- [Provided material]:
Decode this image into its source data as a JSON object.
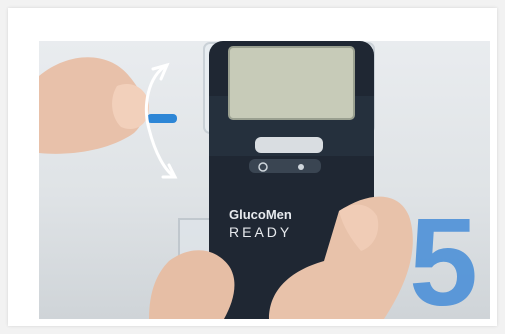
{
  "image": {
    "step_number": "5",
    "device": {
      "brand_line1": "GlucoMen",
      "brand_line2": "READY"
    },
    "icons": {
      "rotation_arrow": "rotate-arrow-icon",
      "power_button": "power-button-icon"
    },
    "colors": {
      "step_number": "#4a8fd8",
      "device_body": "#1f2733",
      "screen": "#c7cbb8",
      "lancet_cap": "#2d86d6"
    }
  }
}
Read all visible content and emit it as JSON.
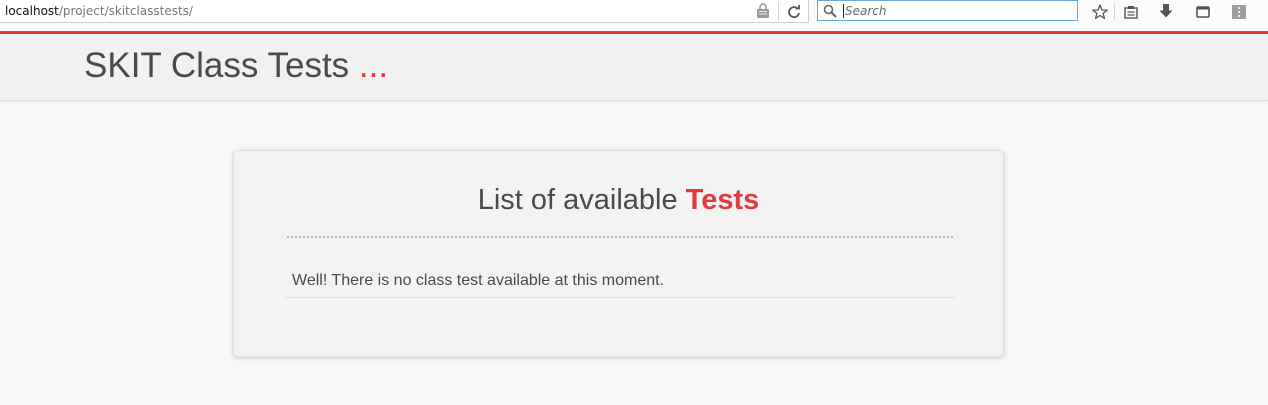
{
  "browser": {
    "url_host": "localhost",
    "url_path": "/project/skitclasstests/",
    "search_placeholder": "Search",
    "accent_color": "#e0393e"
  },
  "header": {
    "title": "SKIT Class Tests",
    "title_suffix": "..."
  },
  "card": {
    "heading_prefix": "List of available",
    "heading_accent": "Tests",
    "message": "Well! There is no class test available at this moment."
  }
}
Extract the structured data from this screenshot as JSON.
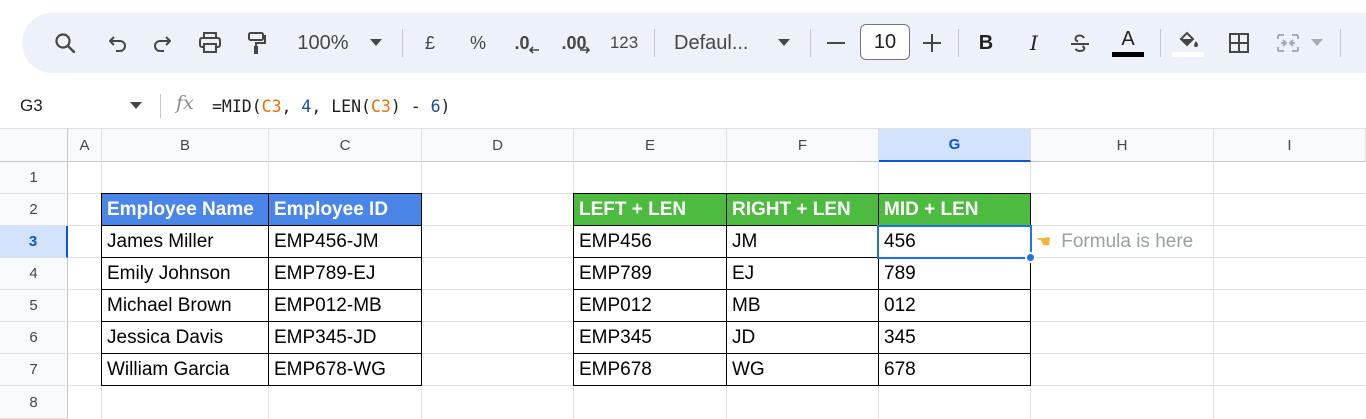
{
  "toolbar": {
    "zoom": "100%",
    "currency": "£",
    "percent": "%",
    "decrease_decimal": ".0",
    "increase_decimal": ".00",
    "number_format": "123",
    "font_family": "Defaul...",
    "font_size": "10",
    "bold": "B",
    "italic": "I",
    "text_color_letter": "A",
    "colors": {
      "text_color": "#000000",
      "fill_color": "#ffffff"
    }
  },
  "formula_bar": {
    "name_box": "G3",
    "fx": "fx",
    "formula": {
      "p1": "=MID(",
      "r1": "C3",
      "p2": ", ",
      "n1": "4",
      "p3": ", LEN(",
      "r2": "C3",
      "p4": ") - ",
      "n2": "6",
      "p5": ")"
    }
  },
  "grid": {
    "columns": [
      "A",
      "B",
      "C",
      "D",
      "E",
      "F",
      "G",
      "H",
      "I"
    ],
    "rows": [
      "1",
      "2",
      "3",
      "4",
      "5",
      "6",
      "7",
      "8"
    ],
    "selected_cell": "G3"
  },
  "table1": {
    "headers": [
      "Employee Name",
      "Employee ID"
    ],
    "rows": [
      [
        "James Miller",
        "EMP456-JM"
      ],
      [
        "Emily Johnson",
        "EMP789-EJ"
      ],
      [
        "Michael Brown",
        "EMP012-MB"
      ],
      [
        "Jessica Davis",
        "EMP345-JD"
      ],
      [
        "William Garcia",
        "EMP678-WG"
      ]
    ],
    "header_color": "#4a86e8"
  },
  "table2": {
    "headers": [
      "LEFT + LEN",
      "RIGHT + LEN",
      "MID + LEN"
    ],
    "rows": [
      [
        "EMP456",
        "JM",
        "456"
      ],
      [
        "EMP789",
        "EJ",
        "789"
      ],
      [
        "EMP012",
        "MB",
        "012"
      ],
      [
        "EMP345",
        "JD",
        "345"
      ],
      [
        "EMP678",
        "WG",
        "678"
      ]
    ],
    "header_color": "#4cbb3f"
  },
  "note": {
    "icon": "pointing-hand-icon",
    "text": "Formula is here"
  }
}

- [What you should do]:
Read the data above. Pull out each line in which the string "this" appears.

- [Response below]:
Decode this image into its source data as a JSON object.
    "message": "Well! There is no class test available at this moment."
Extract the structured data from this screenshot as JSON.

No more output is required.